[Excerpt from a dataset]
%%
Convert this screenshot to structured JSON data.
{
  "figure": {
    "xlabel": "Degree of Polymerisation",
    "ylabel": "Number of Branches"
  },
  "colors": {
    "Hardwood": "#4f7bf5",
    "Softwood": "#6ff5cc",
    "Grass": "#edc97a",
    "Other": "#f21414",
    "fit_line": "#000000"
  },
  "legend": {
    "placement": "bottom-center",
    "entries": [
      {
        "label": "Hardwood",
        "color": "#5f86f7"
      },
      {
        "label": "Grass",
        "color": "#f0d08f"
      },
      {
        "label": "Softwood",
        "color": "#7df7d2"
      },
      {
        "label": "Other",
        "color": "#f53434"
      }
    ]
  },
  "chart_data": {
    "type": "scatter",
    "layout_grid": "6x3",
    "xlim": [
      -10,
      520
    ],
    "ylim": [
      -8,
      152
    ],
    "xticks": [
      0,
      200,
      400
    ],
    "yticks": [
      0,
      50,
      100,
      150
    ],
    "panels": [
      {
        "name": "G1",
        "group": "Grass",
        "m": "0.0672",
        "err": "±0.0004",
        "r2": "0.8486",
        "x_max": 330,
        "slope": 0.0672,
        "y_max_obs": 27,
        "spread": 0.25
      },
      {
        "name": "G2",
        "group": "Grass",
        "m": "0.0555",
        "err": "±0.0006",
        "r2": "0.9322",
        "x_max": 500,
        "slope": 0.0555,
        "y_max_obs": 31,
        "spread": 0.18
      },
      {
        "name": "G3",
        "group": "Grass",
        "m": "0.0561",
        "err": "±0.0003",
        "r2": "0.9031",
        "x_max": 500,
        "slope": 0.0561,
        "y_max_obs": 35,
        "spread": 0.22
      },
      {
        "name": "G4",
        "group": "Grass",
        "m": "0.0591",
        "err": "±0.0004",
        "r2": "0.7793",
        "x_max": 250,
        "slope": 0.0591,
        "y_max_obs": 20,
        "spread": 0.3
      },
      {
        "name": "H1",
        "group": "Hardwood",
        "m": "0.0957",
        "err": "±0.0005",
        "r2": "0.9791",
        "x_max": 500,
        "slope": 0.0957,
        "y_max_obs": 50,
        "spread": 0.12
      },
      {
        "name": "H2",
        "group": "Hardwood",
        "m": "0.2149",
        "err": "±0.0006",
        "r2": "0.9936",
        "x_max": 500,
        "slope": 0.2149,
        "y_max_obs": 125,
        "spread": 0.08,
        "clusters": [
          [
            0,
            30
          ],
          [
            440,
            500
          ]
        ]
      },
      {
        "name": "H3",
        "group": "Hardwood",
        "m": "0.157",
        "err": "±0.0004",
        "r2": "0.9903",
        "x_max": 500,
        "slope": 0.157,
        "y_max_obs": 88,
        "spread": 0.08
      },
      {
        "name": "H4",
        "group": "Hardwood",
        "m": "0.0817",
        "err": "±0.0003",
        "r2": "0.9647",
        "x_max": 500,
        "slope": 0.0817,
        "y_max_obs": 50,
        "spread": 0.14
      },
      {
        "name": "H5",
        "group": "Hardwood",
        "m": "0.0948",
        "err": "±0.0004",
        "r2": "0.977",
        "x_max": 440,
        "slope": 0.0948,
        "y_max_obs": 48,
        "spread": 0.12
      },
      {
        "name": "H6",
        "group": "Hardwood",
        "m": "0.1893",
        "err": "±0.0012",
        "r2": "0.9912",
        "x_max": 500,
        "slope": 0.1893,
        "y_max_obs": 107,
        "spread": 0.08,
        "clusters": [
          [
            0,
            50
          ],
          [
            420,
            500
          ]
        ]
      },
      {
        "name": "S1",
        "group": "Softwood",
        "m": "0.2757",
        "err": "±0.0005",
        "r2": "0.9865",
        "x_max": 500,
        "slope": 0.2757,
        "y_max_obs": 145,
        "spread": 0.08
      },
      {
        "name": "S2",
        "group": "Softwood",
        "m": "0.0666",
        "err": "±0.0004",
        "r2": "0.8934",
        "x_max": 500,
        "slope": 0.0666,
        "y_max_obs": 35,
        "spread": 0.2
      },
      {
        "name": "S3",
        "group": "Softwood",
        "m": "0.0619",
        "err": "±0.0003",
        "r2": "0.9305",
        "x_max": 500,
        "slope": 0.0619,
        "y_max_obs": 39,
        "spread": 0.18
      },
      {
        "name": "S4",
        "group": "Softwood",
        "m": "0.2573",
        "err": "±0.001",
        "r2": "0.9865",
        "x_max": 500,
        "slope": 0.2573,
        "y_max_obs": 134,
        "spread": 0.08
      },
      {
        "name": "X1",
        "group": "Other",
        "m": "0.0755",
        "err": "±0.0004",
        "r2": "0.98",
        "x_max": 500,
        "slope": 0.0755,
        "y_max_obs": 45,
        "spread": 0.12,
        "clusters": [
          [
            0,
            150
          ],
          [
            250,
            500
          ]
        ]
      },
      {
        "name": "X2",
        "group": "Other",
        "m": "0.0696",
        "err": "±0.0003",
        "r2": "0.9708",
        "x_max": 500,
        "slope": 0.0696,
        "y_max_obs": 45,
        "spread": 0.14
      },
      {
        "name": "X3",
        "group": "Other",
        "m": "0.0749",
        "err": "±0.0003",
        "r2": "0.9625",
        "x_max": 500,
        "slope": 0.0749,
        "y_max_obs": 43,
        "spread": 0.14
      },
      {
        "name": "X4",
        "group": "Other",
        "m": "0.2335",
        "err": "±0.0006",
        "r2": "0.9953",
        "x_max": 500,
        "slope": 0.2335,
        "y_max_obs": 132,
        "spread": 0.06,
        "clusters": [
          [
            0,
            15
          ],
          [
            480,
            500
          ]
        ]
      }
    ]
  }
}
%%
→ Short problem:
Your task is to reproduce the whole listing exactly.

→ Task solution:
Convert this screenshot to structured JSON data.
{
  "figure": {
    "xlabel": "Degree of Polymerisation",
    "ylabel": "Number of Branches"
  },
  "colors": {
    "Hardwood": "#4f7bf5",
    "Softwood": "#6ff5cc",
    "Grass": "#edc97a",
    "Other": "#f21414",
    "fit_line": "#000000"
  },
  "legend": {
    "placement": "bottom-center",
    "entries": [
      {
        "label": "Hardwood",
        "color": "#5f86f7"
      },
      {
        "label": "Grass",
        "color": "#f0d08f"
      },
      {
        "label": "Softwood",
        "color": "#7df7d2"
      },
      {
        "label": "Other",
        "color": "#f53434"
      }
    ]
  },
  "chart_data": {
    "type": "scatter",
    "layout_grid": "6x3",
    "xlim": [
      -10,
      520
    ],
    "ylim": [
      -8,
      152
    ],
    "xticks": [
      0,
      200,
      400
    ],
    "yticks": [
      0,
      50,
      100,
      150
    ],
    "panels": [
      {
        "name": "G1",
        "group": "Grass",
        "m": "0.0672",
        "err": "±0.0004",
        "r2": "0.8486",
        "x_max": 330,
        "slope": 0.0672,
        "y_max_obs": 27,
        "spread": 0.25
      },
      {
        "name": "G2",
        "group": "Grass",
        "m": "0.0555",
        "err": "±0.0006",
        "r2": "0.9322",
        "x_max": 500,
        "slope": 0.0555,
        "y_max_obs": 31,
        "spread": 0.18
      },
      {
        "name": "G3",
        "group": "Grass",
        "m": "0.0561",
        "err": "±0.0003",
        "r2": "0.9031",
        "x_max": 500,
        "slope": 0.0561,
        "y_max_obs": 35,
        "spread": 0.22
      },
      {
        "name": "G4",
        "group": "Grass",
        "m": "0.0591",
        "err": "±0.0004",
        "r2": "0.7793",
        "x_max": 250,
        "slope": 0.0591,
        "y_max_obs": 20,
        "spread": 0.3
      },
      {
        "name": "H1",
        "group": "Hardwood",
        "m": "0.0957",
        "err": "±0.0005",
        "r2": "0.9791",
        "x_max": 500,
        "slope": 0.0957,
        "y_max_obs": 50,
        "spread": 0.12
      },
      {
        "name": "H2",
        "group": "Hardwood",
        "m": "0.2149",
        "err": "±0.0006",
        "r2": "0.9936",
        "x_max": 500,
        "slope": 0.2149,
        "y_max_obs": 125,
        "spread": 0.08,
        "clusters": [
          [
            0,
            30
          ],
          [
            440,
            500
          ]
        ]
      },
      {
        "name": "H3",
        "group": "Hardwood",
        "m": "0.157",
        "err": "±0.0004",
        "r2": "0.9903",
        "x_max": 500,
        "slope": 0.157,
        "y_max_obs": 88,
        "spread": 0.08
      },
      {
        "name": "H4",
        "group": "Hardwood",
        "m": "0.0817",
        "err": "±0.0003",
        "r2": "0.9647",
        "x_max": 500,
        "slope": 0.0817,
        "y_max_obs": 50,
        "spread": 0.14
      },
      {
        "name": "H5",
        "group": "Hardwood",
        "m": "0.0948",
        "err": "±0.0004",
        "r2": "0.977",
        "x_max": 440,
        "slope": 0.0948,
        "y_max_obs": 48,
        "spread": 0.12
      },
      {
        "name": "H6",
        "group": "Hardwood",
        "m": "0.1893",
        "err": "±0.0012",
        "r2": "0.9912",
        "x_max": 500,
        "slope": 0.1893,
        "y_max_obs": 107,
        "spread": 0.08,
        "clusters": [
          [
            0,
            50
          ],
          [
            420,
            500
          ]
        ]
      },
      {
        "name": "S1",
        "group": "Softwood",
        "m": "0.2757",
        "err": "±0.0005",
        "r2": "0.9865",
        "x_max": 500,
        "slope": 0.2757,
        "y_max_obs": 145,
        "spread": 0.08
      },
      {
        "name": "S2",
        "group": "Softwood",
        "m": "0.0666",
        "err": "±0.0004",
        "r2": "0.8934",
        "x_max": 500,
        "slope": 0.0666,
        "y_max_obs": 35,
        "spread": 0.2
      },
      {
        "name": "S3",
        "group": "Softwood",
        "m": "0.0619",
        "err": "±0.0003",
        "r2": "0.9305",
        "x_max": 500,
        "slope": 0.0619,
        "y_max_obs": 39,
        "spread": 0.18
      },
      {
        "name": "S4",
        "group": "Softwood",
        "m": "0.2573",
        "err": "±0.001",
        "r2": "0.9865",
        "x_max": 500,
        "slope": 0.2573,
        "y_max_obs": 134,
        "spread": 0.08
      },
      {
        "name": "X1",
        "group": "Other",
        "m": "0.0755",
        "err": "±0.0004",
        "r2": "0.98",
        "x_max": 500,
        "slope": 0.0755,
        "y_max_obs": 45,
        "spread": 0.12,
        "clusters": [
          [
            0,
            150
          ],
          [
            250,
            500
          ]
        ]
      },
      {
        "name": "X2",
        "group": "Other",
        "m": "0.0696",
        "err": "±0.0003",
        "r2": "0.9708",
        "x_max": 500,
        "slope": 0.0696,
        "y_max_obs": 45,
        "spread": 0.14
      },
      {
        "name": "X3",
        "group": "Other",
        "m": "0.0749",
        "err": "±0.0003",
        "r2": "0.9625",
        "x_max": 500,
        "slope": 0.0749,
        "y_max_obs": 43,
        "spread": 0.14
      },
      {
        "name": "X4",
        "group": "Other",
        "m": "0.2335",
        "err": "±0.0006",
        "r2": "0.9953",
        "x_max": 500,
        "slope": 0.2335,
        "y_max_obs": 132,
        "spread": 0.06,
        "clusters": [
          [
            0,
            15
          ],
          [
            480,
            500
          ]
        ]
      }
    ]
  }
}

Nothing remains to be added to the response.